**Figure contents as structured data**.
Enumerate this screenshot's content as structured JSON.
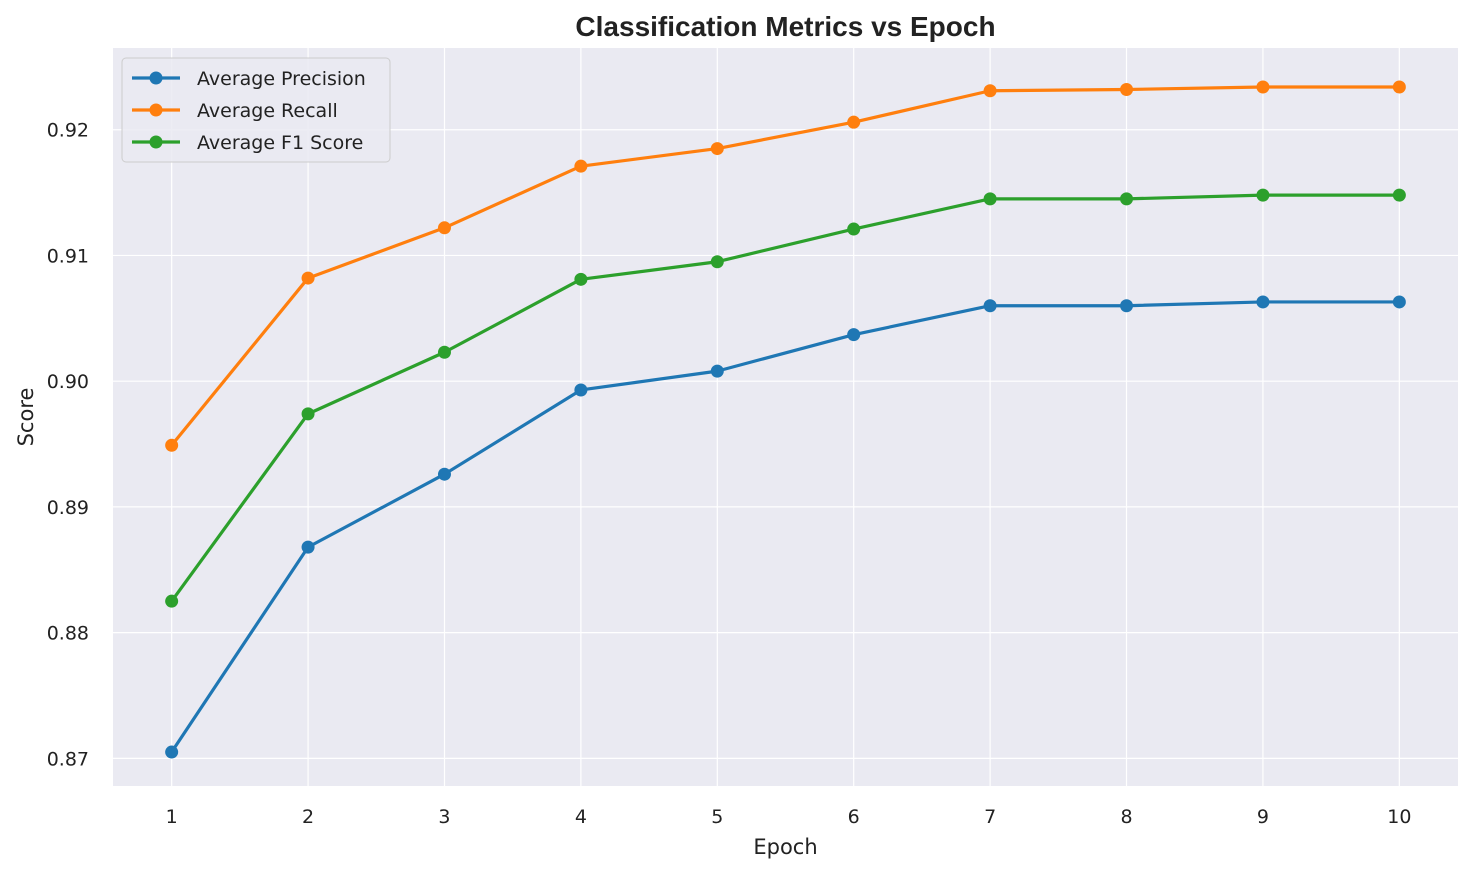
{
  "chart_data": {
    "type": "line",
    "title": "Classification Metrics vs Epoch",
    "xlabel": "Epoch",
    "ylabel": "Score",
    "x": [
      1,
      2,
      3,
      4,
      5,
      6,
      7,
      8,
      9,
      10
    ],
    "xlim": [
      0.57,
      10.43
    ],
    "ylim": [
      0.8678,
      0.9265
    ],
    "xticks": [
      "1",
      "2",
      "3",
      "4",
      "5",
      "6",
      "7",
      "8",
      "9",
      "10"
    ],
    "yticks": [
      0.87,
      0.88,
      0.89,
      0.9,
      0.91,
      0.92
    ],
    "ytick_labels": [
      "0.87",
      "0.88",
      "0.89",
      "0.90",
      "0.91",
      "0.92"
    ],
    "grid": true,
    "legend_position": "top-left",
    "marker": "circle",
    "series": [
      {
        "name": "Average Precision",
        "color": "#1f77b4",
        "values": [
          0.8705,
          0.8868,
          0.8926,
          0.8993,
          0.9008,
          0.9037,
          0.906,
          0.906,
          0.9063,
          0.9063
        ]
      },
      {
        "name": "Average Recall",
        "color": "#ff7f0e",
        "values": [
          0.8949,
          0.9082,
          0.9122,
          0.9171,
          0.9185,
          0.9206,
          0.9231,
          0.9232,
          0.9234,
          0.9234
        ]
      },
      {
        "name": "Average F1 Score",
        "color": "#2ca02c",
        "values": [
          0.8825,
          0.8974,
          0.9023,
          0.9081,
          0.9095,
          0.9121,
          0.9145,
          0.9145,
          0.9148,
          0.9148
        ]
      }
    ],
    "colors": {
      "plot_background": "#eaeaf2",
      "grid": "#ffffff"
    }
  }
}
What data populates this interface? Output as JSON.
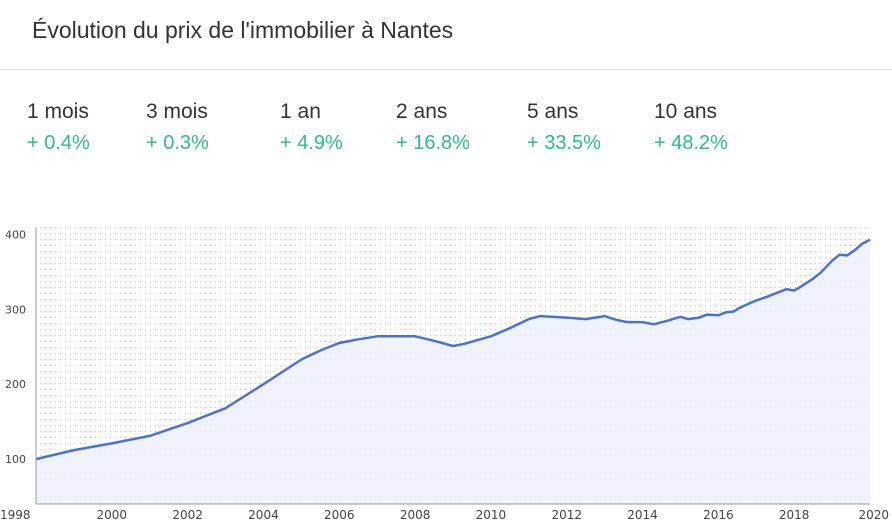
{
  "title": "Évolution du prix de l'immobilier à Nantes",
  "stats": [
    {
      "label": "1 mois",
      "value": "+ 0.4%"
    },
    {
      "label": "3 mois",
      "value": "+ 0.3%"
    },
    {
      "label": "1 an",
      "value": "+ 4.9%"
    },
    {
      "label": "2 ans",
      "value": "+ 16.8%"
    },
    {
      "label": "5 ans",
      "value": "+ 33.5%"
    },
    {
      "label": "10 ans",
      "value": "+ 48.2%"
    }
  ],
  "colors": {
    "positive": "#2ebd8a",
    "line": "#4a72d4",
    "area": "#edf0fb",
    "grid": "#c8c8c8"
  },
  "chart_data": {
    "type": "area",
    "title": "",
    "xlabel": "",
    "ylabel": "",
    "xlim": [
      1998,
      2020
    ],
    "ylim": [
      40,
      410
    ],
    "grid": true,
    "x_ticks": [
      1998,
      2000,
      2002,
      2004,
      2006,
      2008,
      2010,
      2012,
      2014,
      2016,
      2018,
      2020
    ],
    "y_ticks": [
      100,
      200,
      300,
      400
    ],
    "series": [
      {
        "x": [
          1998,
          1999,
          2000,
          2001,
          2002,
          2003,
          2004,
          2005,
          2005.5,
          2006,
          2006.5,
          2007,
          2007.5,
          2008,
          2008.5,
          2009,
          2009.3,
          2010,
          2010.5,
          2011,
          2011.3,
          2012,
          2012.5,
          2013,
          2013.3,
          2013.6,
          2014,
          2014.3,
          2014.6,
          2015,
          2015.2,
          2015.5,
          2015.7,
          2016,
          2016.2,
          2016.4,
          2016.6,
          2017,
          2017.3,
          2017.5,
          2017.8,
          2018,
          2018.2,
          2018.5,
          2018.7,
          2019,
          2019.2,
          2019.4,
          2019.6,
          2019.8,
          2020
        ],
        "y": [
          100,
          112,
          121,
          131,
          148,
          168,
          200,
          233,
          245,
          255,
          260,
          264,
          264,
          264,
          258,
          251,
          254,
          264,
          275,
          287,
          291,
          289,
          287,
          291,
          286,
          283,
          283,
          280,
          284,
          290,
          287,
          289,
          293,
          292,
          296,
          297,
          303,
          312,
          317,
          321,
          327,
          325,
          331,
          341,
          349,
          365,
          373,
          372,
          379,
          388,
          393
        ]
      }
    ]
  }
}
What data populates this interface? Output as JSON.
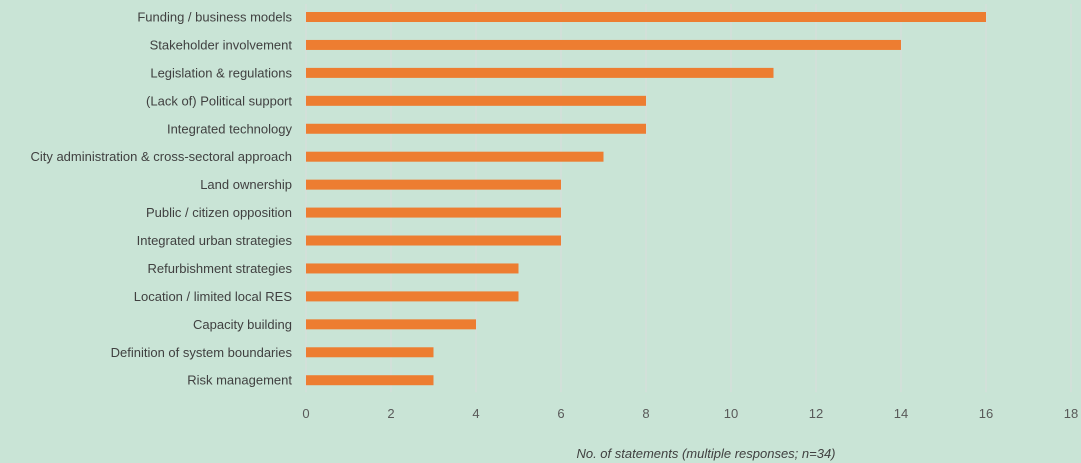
{
  "chart_data": {
    "type": "bar",
    "orientation": "horizontal",
    "categories": [
      "Funding / business models",
      "Stakeholder involvement",
      "Legislation & regulations",
      "(Lack of) Political support",
      "Integrated technology",
      "City administration & cross-sectoral approach",
      "Land ownership",
      "Public / citizen opposition",
      "Integrated urban strategies",
      "Refurbishment strategies",
      "Location / limited local RES",
      "Capacity building",
      "Definition of system boundaries",
      "Risk management"
    ],
    "values": [
      16,
      14,
      11,
      8,
      8,
      7,
      6,
      6,
      6,
      5,
      5,
      4,
      3,
      3
    ],
    "xlim": [
      0,
      18
    ],
    "xticks": [
      0,
      2,
      4,
      6,
      8,
      10,
      12,
      14,
      16,
      18
    ],
    "xlabel": "No. of statements (multiple responses; n=34)",
    "ylabel": "",
    "title": "",
    "grid": "vertical",
    "legend": "none",
    "bar_color": "#ed7d31",
    "background_color": "#c9e4d6"
  }
}
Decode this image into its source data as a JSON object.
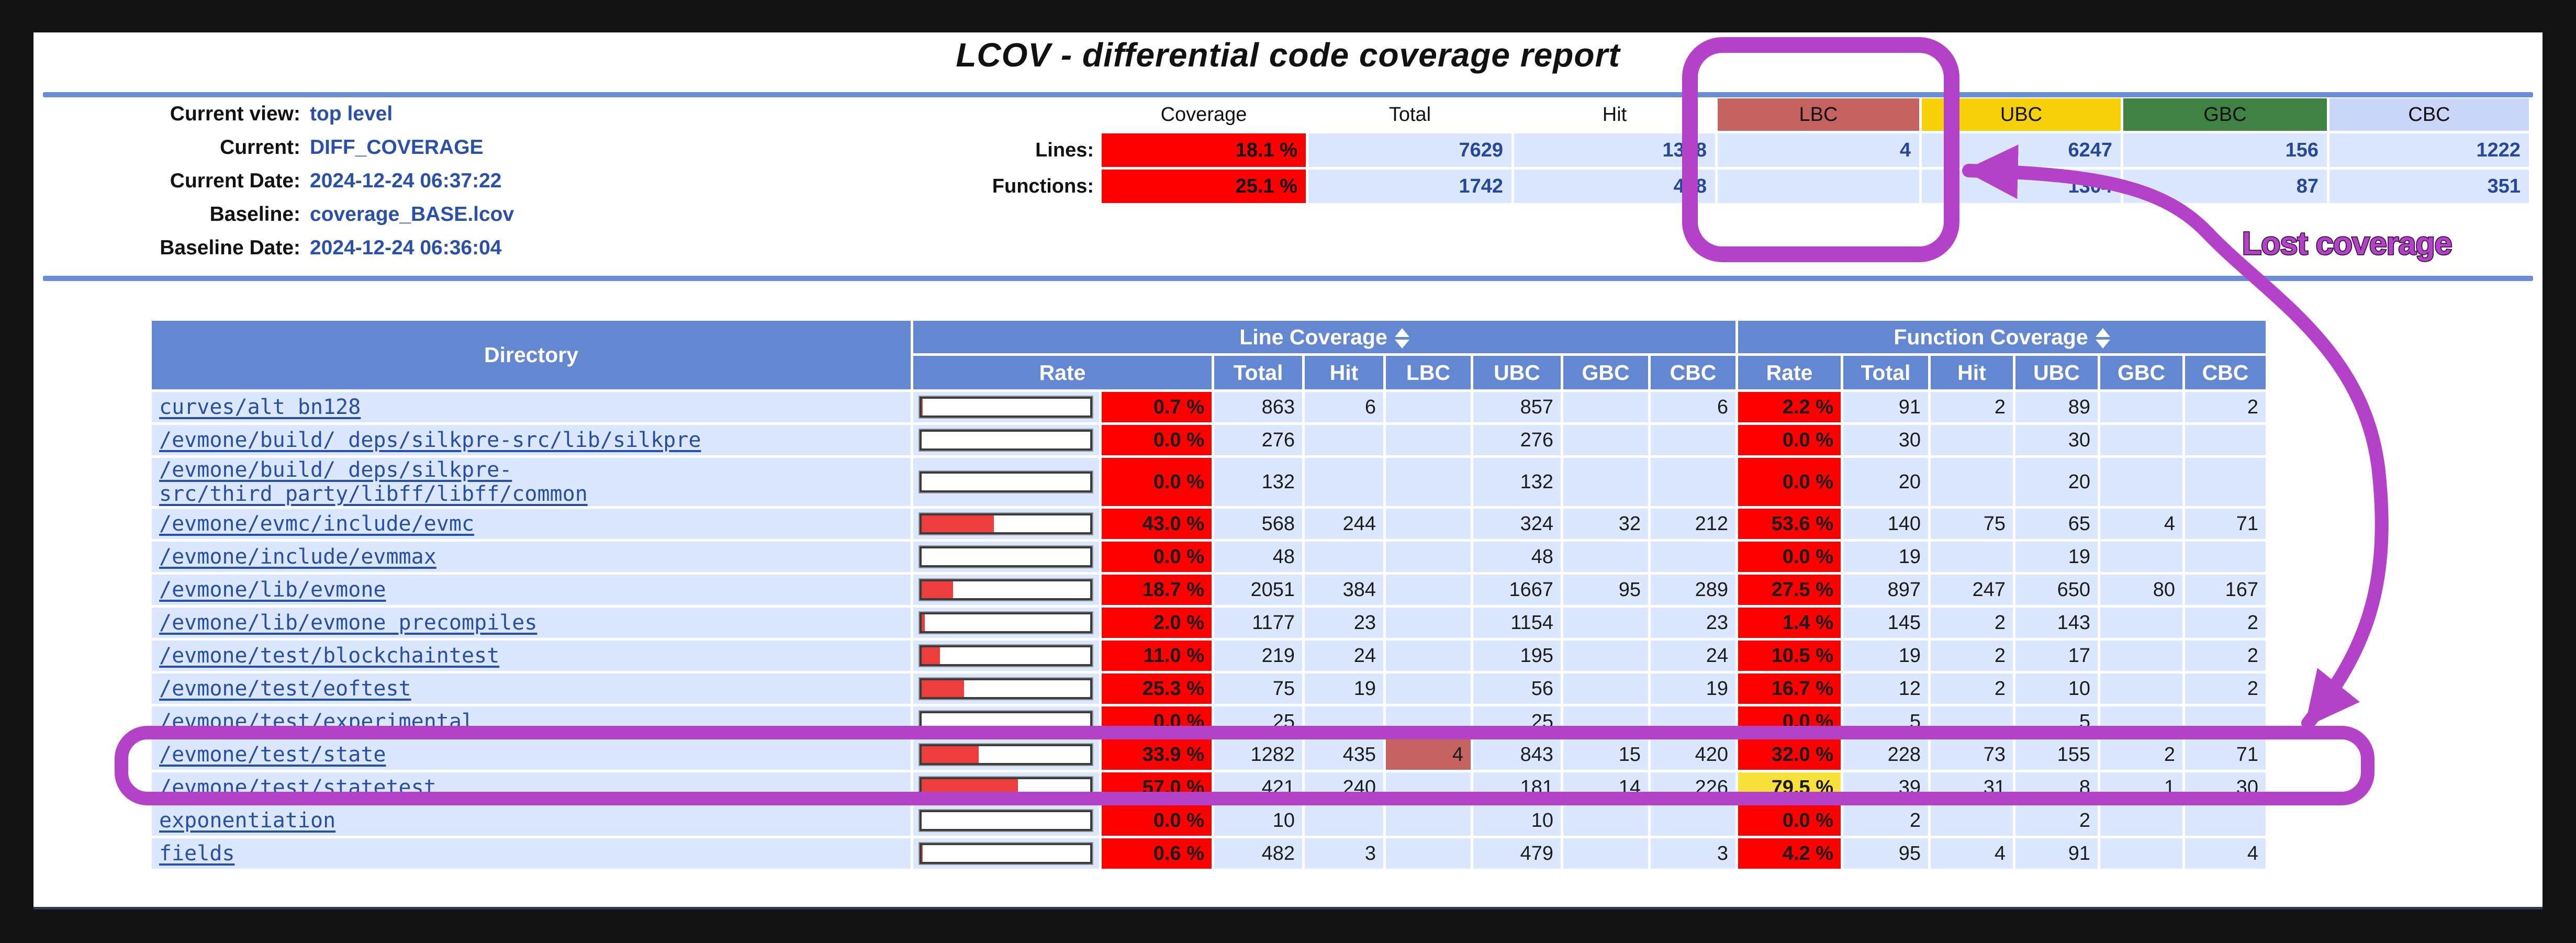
{
  "title": "LCOV - differential code coverage report",
  "annotation": {
    "label": "Lost coverage"
  },
  "colors": {
    "accent_purple": "#b342c9",
    "rate_low_red": "#fe0000",
    "rate_med_yellow": "#f9e13c",
    "lbc": "#c4635f",
    "ubc": "#f6d10a",
    "gbc": "#3f8243",
    "cbc": "#c9d6f8",
    "header_blue": "#6487d2",
    "row_blue": "#dae7fe"
  },
  "header": {
    "fields": [
      {
        "label": "Current view:",
        "value": "top level"
      },
      {
        "label": "Current:",
        "value": "DIFF_COVERAGE"
      },
      {
        "label": "Current Date:",
        "value": "2024-12-24 06:37:22"
      },
      {
        "label": "Baseline:",
        "value": "coverage_BASE.lcov"
      },
      {
        "label": "Baseline Date:",
        "value": "2024-12-24 06:36:04"
      }
    ],
    "summary": {
      "columns": [
        "Coverage",
        "Total",
        "Hit",
        "LBC",
        "UBC",
        "GBC",
        "CBC"
      ],
      "rows": [
        {
          "label": "Lines:",
          "coverage": "18.1 %",
          "total": "7629",
          "hit": "1378",
          "lbc": "4",
          "ubc": "6247",
          "gbc": "156",
          "cbc": "1222"
        },
        {
          "label": "Functions:",
          "coverage": "25.1 %",
          "total": "1742",
          "hit": "438",
          "lbc": "",
          "ubc": "1304",
          "gbc": "87",
          "cbc": "351"
        }
      ]
    }
  },
  "table": {
    "directory_header": "Directory",
    "line_header": "Line Coverage",
    "function_header": "Function Coverage",
    "line_sub_headers": [
      "Rate",
      "Total",
      "Hit",
      "LBC",
      "UBC",
      "GBC",
      "CBC"
    ],
    "function_sub_headers": [
      "Rate",
      "Total",
      "Hit",
      "UBC",
      "GBC",
      "CBC"
    ],
    "rows": [
      {
        "name": "curves/alt_bn128",
        "rate": "0.7 %",
        "level": "red",
        "total": "863",
        "hit": "6",
        "lbc": "",
        "lbc_highlight": false,
        "ubc": "857",
        "gbc": "",
        "cbc": "6",
        "fn_rate": "2.2 %",
        "fn_level": "red",
        "fn_total": "91",
        "fn_hit": "2",
        "fn_ubc": "89",
        "fn_gbc": "",
        "fn_cbc": "2"
      },
      {
        "name": "/evmone/build/_deps/silkpre-src/lib/silkpre",
        "rate": "0.0 %",
        "level": "red",
        "total": "276",
        "hit": "",
        "lbc": "",
        "lbc_highlight": false,
        "ubc": "276",
        "gbc": "",
        "cbc": "",
        "fn_rate": "0.0 %",
        "fn_level": "red",
        "fn_total": "30",
        "fn_hit": "",
        "fn_ubc": "30",
        "fn_gbc": "",
        "fn_cbc": ""
      },
      {
        "name": "/evmone/build/_deps/silkpre-src/third_party/libff/libff/common",
        "rate": "0.0 %",
        "level": "red",
        "total": "132",
        "hit": "",
        "lbc": "",
        "lbc_highlight": false,
        "ubc": "132",
        "gbc": "",
        "cbc": "",
        "fn_rate": "0.0 %",
        "fn_level": "red",
        "fn_total": "20",
        "fn_hit": "",
        "fn_ubc": "20",
        "fn_gbc": "",
        "fn_cbc": ""
      },
      {
        "name": "/evmone/evmc/include/evmc",
        "rate": "43.0 %",
        "level": "red",
        "total": "568",
        "hit": "244",
        "lbc": "",
        "lbc_highlight": false,
        "ubc": "324",
        "gbc": "32",
        "cbc": "212",
        "fn_rate": "53.6 %",
        "fn_level": "red",
        "fn_total": "140",
        "fn_hit": "75",
        "fn_ubc": "65",
        "fn_gbc": "4",
        "fn_cbc": "71"
      },
      {
        "name": "/evmone/include/evmmax",
        "rate": "0.0 %",
        "level": "red",
        "total": "48",
        "hit": "",
        "lbc": "",
        "lbc_highlight": false,
        "ubc": "48",
        "gbc": "",
        "cbc": "",
        "fn_rate": "0.0 %",
        "fn_level": "red",
        "fn_total": "19",
        "fn_hit": "",
        "fn_ubc": "19",
        "fn_gbc": "",
        "fn_cbc": ""
      },
      {
        "name": "/evmone/lib/evmone",
        "rate": "18.7 %",
        "level": "red",
        "total": "2051",
        "hit": "384",
        "lbc": "",
        "lbc_highlight": false,
        "ubc": "1667",
        "gbc": "95",
        "cbc": "289",
        "fn_rate": "27.5 %",
        "fn_level": "red",
        "fn_total": "897",
        "fn_hit": "247",
        "fn_ubc": "650",
        "fn_gbc": "80",
        "fn_cbc": "167"
      },
      {
        "name": "/evmone/lib/evmone_precompiles",
        "rate": "2.0 %",
        "level": "red",
        "total": "1177",
        "hit": "23",
        "lbc": "",
        "lbc_highlight": false,
        "ubc": "1154",
        "gbc": "",
        "cbc": "23",
        "fn_rate": "1.4 %",
        "fn_level": "red",
        "fn_total": "145",
        "fn_hit": "2",
        "fn_ubc": "143",
        "fn_gbc": "",
        "fn_cbc": "2"
      },
      {
        "name": "/evmone/test/blockchaintest",
        "rate": "11.0 %",
        "level": "red",
        "total": "219",
        "hit": "24",
        "lbc": "",
        "lbc_highlight": false,
        "ubc": "195",
        "gbc": "",
        "cbc": "24",
        "fn_rate": "10.5 %",
        "fn_level": "red",
        "fn_total": "19",
        "fn_hit": "2",
        "fn_ubc": "17",
        "fn_gbc": "",
        "fn_cbc": "2"
      },
      {
        "name": "/evmone/test/eoftest",
        "rate": "25.3 %",
        "level": "red",
        "total": "75",
        "hit": "19",
        "lbc": "",
        "lbc_highlight": false,
        "ubc": "56",
        "gbc": "",
        "cbc": "19",
        "fn_rate": "16.7 %",
        "fn_level": "red",
        "fn_total": "12",
        "fn_hit": "2",
        "fn_ubc": "10",
        "fn_gbc": "",
        "fn_cbc": "2"
      },
      {
        "name": "/evmone/test/experimental",
        "rate": "0.0 %",
        "level": "red",
        "total": "25",
        "hit": "",
        "lbc": "",
        "lbc_highlight": false,
        "ubc": "25",
        "gbc": "",
        "cbc": "",
        "fn_rate": "0.0 %",
        "fn_level": "red",
        "fn_total": "5",
        "fn_hit": "",
        "fn_ubc": "5",
        "fn_gbc": "",
        "fn_cbc": ""
      },
      {
        "name": "/evmone/test/state",
        "rate": "33.9 %",
        "level": "red",
        "total": "1282",
        "hit": "435",
        "lbc": "4",
        "lbc_highlight": true,
        "ubc": "843",
        "gbc": "15",
        "cbc": "420",
        "fn_rate": "32.0 %",
        "fn_level": "red",
        "fn_total": "228",
        "fn_hit": "73",
        "fn_ubc": "155",
        "fn_gbc": "2",
        "fn_cbc": "71"
      },
      {
        "name": "/evmone/test/statetest",
        "rate": "57.0 %",
        "level": "red",
        "total": "421",
        "hit": "240",
        "lbc": "",
        "lbc_highlight": false,
        "ubc": "181",
        "gbc": "14",
        "cbc": "226",
        "fn_rate": "79.5 %",
        "fn_level": "yellow",
        "fn_total": "39",
        "fn_hit": "31",
        "fn_ubc": "8",
        "fn_gbc": "1",
        "fn_cbc": "30"
      },
      {
        "name": "exponentiation",
        "rate": "0.0 %",
        "level": "red",
        "total": "10",
        "hit": "",
        "lbc": "",
        "lbc_highlight": false,
        "ubc": "10",
        "gbc": "",
        "cbc": "",
        "fn_rate": "0.0 %",
        "fn_level": "red",
        "fn_total": "2",
        "fn_hit": "",
        "fn_ubc": "2",
        "fn_gbc": "",
        "fn_cbc": ""
      },
      {
        "name": "fields",
        "rate": "0.6 %",
        "level": "red",
        "total": "482",
        "hit": "3",
        "lbc": "",
        "lbc_highlight": false,
        "ubc": "479",
        "gbc": "",
        "cbc": "3",
        "fn_rate": "4.2 %",
        "fn_level": "red",
        "fn_total": "95",
        "fn_hit": "4",
        "fn_ubc": "91",
        "fn_gbc": "",
        "fn_cbc": "4"
      }
    ]
  }
}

**TASK INSTRUCTIONS**.
From the entries above, copy every line containing the word "evmone".

**THE RESULT**.
        "name": "/evmone/build/_deps/silkpre-src/lib/silkpre",
        "name": "/evmone/build/_deps/silkpre-src/third_party/libff/libff/common",
        "name": "/evmone/evmc/include/evmc",
        "name": "/evmone/include/evmmax",
        "name": "/evmone/lib/evmone",
        "name": "/evmone/lib/evmone_precompiles",
        "name": "/evmone/test/blockchaintest",
        "name": "/evmone/test/eoftest",
        "name": "/evmone/test/experimental",
        "name": "/evmone/test/state",
        "name": "/evmone/test/statetest",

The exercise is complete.